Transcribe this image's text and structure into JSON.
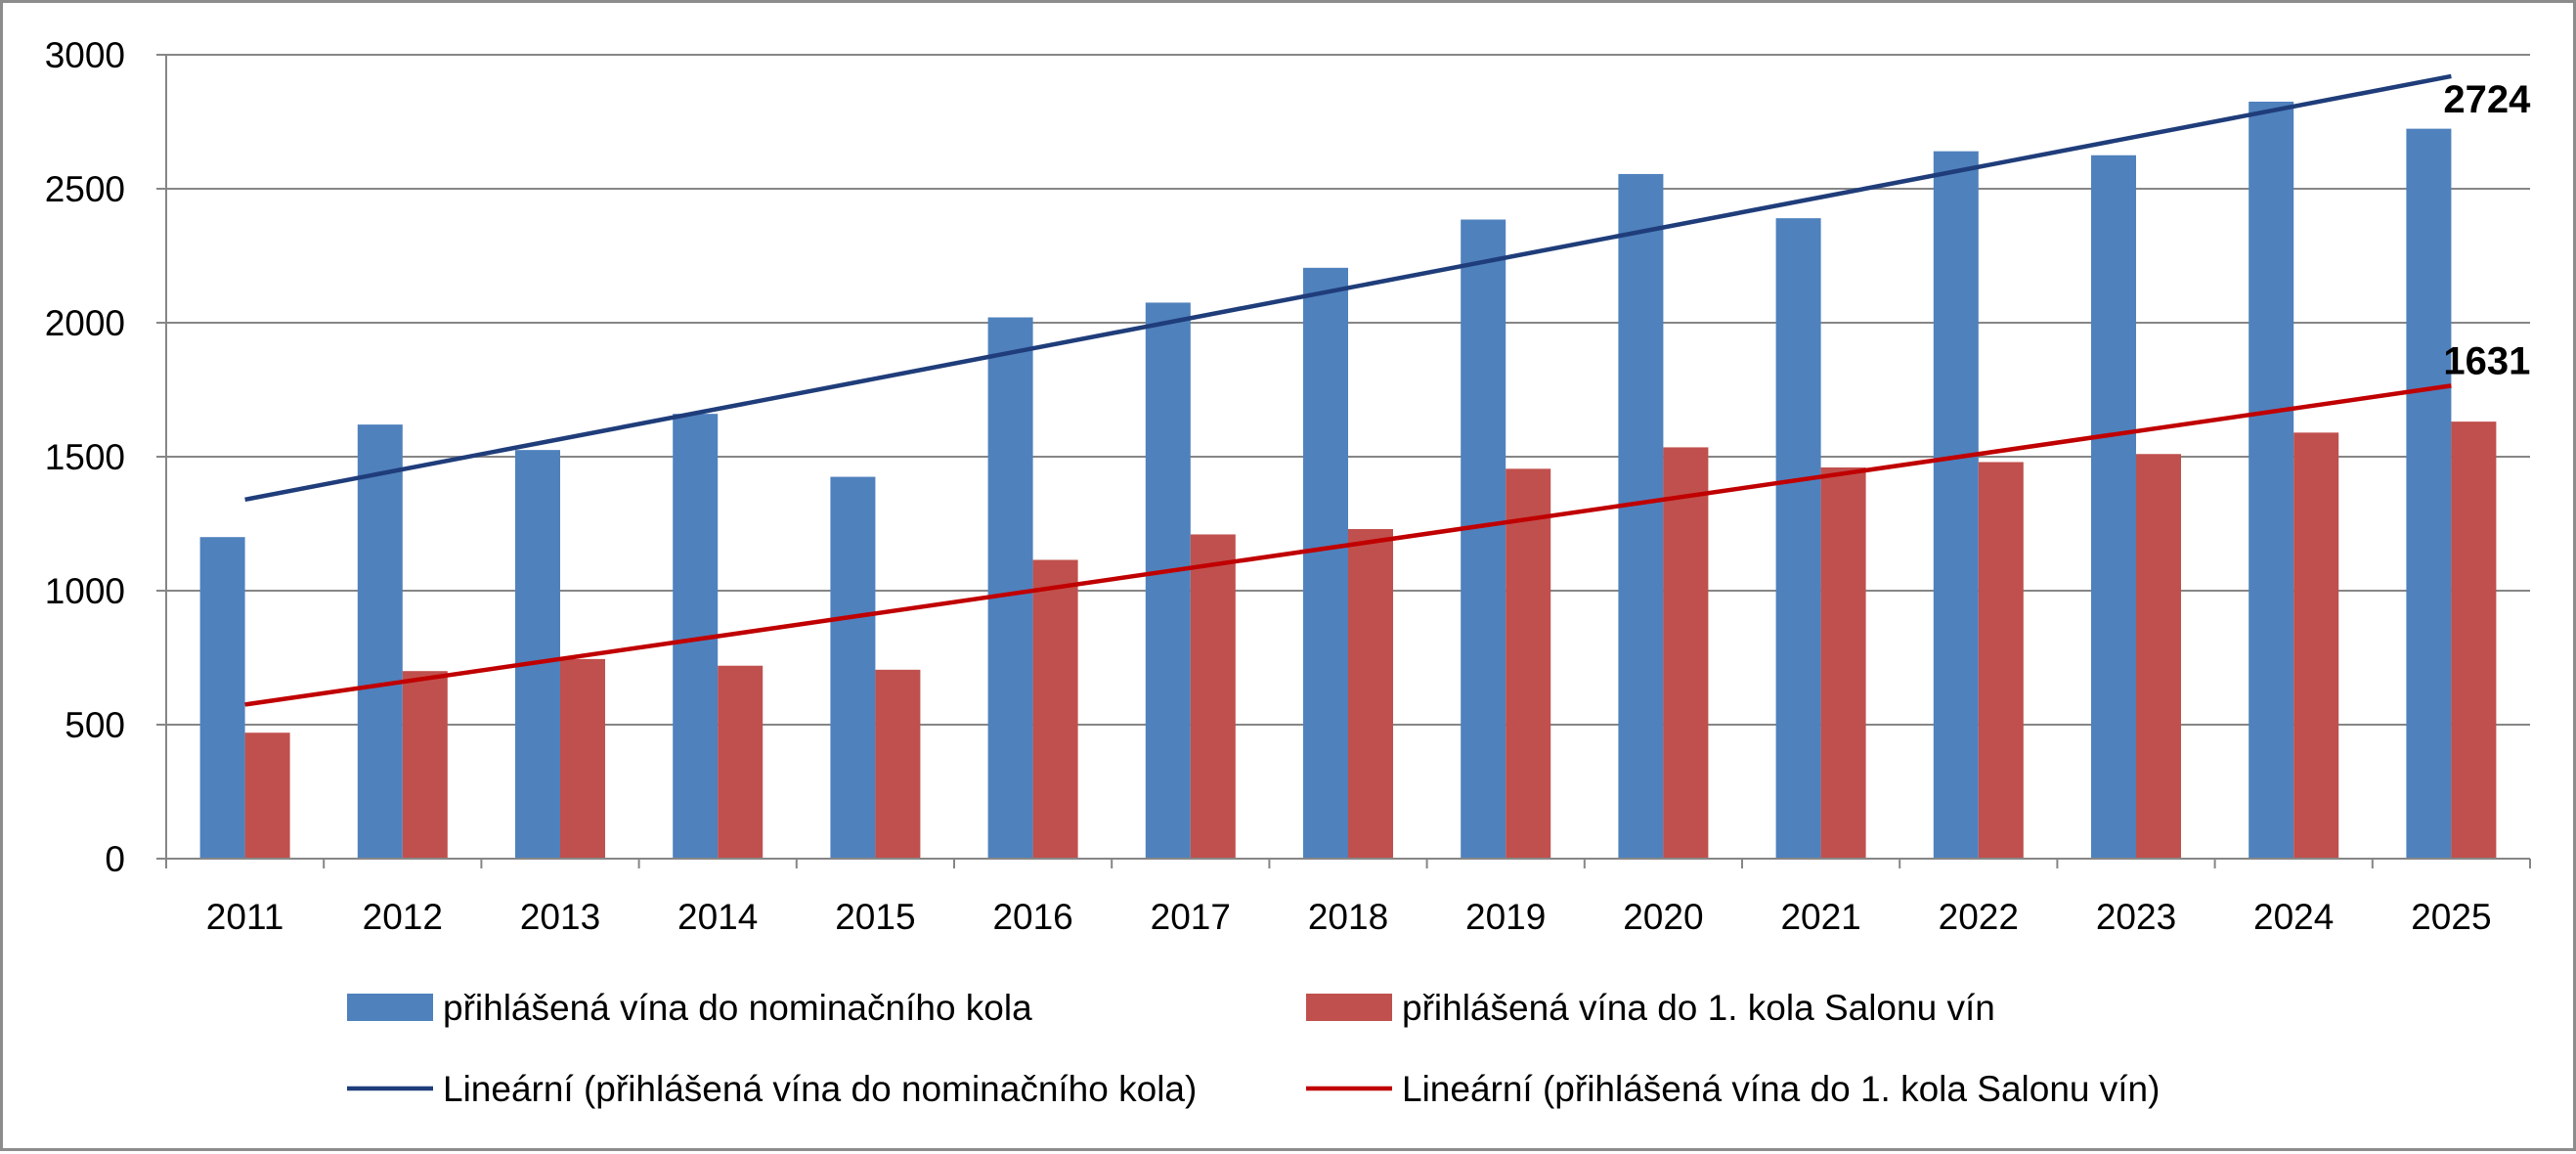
{
  "chart_data": {
    "type": "bar",
    "title": "",
    "xlabel": "",
    "ylabel": "",
    "ylim": [
      0,
      3000
    ],
    "yticks": [
      0,
      500,
      1000,
      1500,
      2000,
      2500,
      3000
    ],
    "grid": true,
    "legend_position": "bottom",
    "categories": [
      "2011",
      "2012",
      "2013",
      "2014",
      "2015",
      "2016",
      "2017",
      "2018",
      "2019",
      "2020",
      "2021",
      "2022",
      "2023",
      "2024",
      "2025"
    ],
    "series": [
      {
        "name": "přihlášená vína do nominačního kola",
        "color": "#4f81bd",
        "values": [
          1200,
          1620,
          1525,
          1660,
          1425,
          2020,
          2075,
          2205,
          2385,
          2555,
          2390,
          2640,
          2625,
          2825,
          2724
        ]
      },
      {
        "name": "přihlášená vína do 1. kola Salonu vín",
        "color": "#c0504d",
        "values": [
          470,
          700,
          745,
          720,
          705,
          1115,
          1210,
          1230,
          1455,
          1535,
          1460,
          1480,
          1510,
          1590,
          1631
        ]
      }
    ],
    "trendlines": [
      {
        "name": "Lineární (přihlášená vína do nominačního kola)",
        "color": "#1f3d7a",
        "start": [
          2011,
          1340
        ],
        "end": [
          2025,
          2920
        ]
      },
      {
        "name": "Lineární (přihlášená vína do 1. kola Salonu vín)",
        "color": "#c00000",
        "start": [
          2011,
          575
        ],
        "end": [
          2025,
          1765
        ]
      }
    ],
    "annotations": [
      {
        "text": "2724",
        "series": 0,
        "category": "2025"
      },
      {
        "text": "1631",
        "series": 1,
        "category": "2025"
      }
    ]
  }
}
==*==
__Prompt__.
State the number of lines in the records that contain the string "Salonu", and nothing more.

__Response__.
2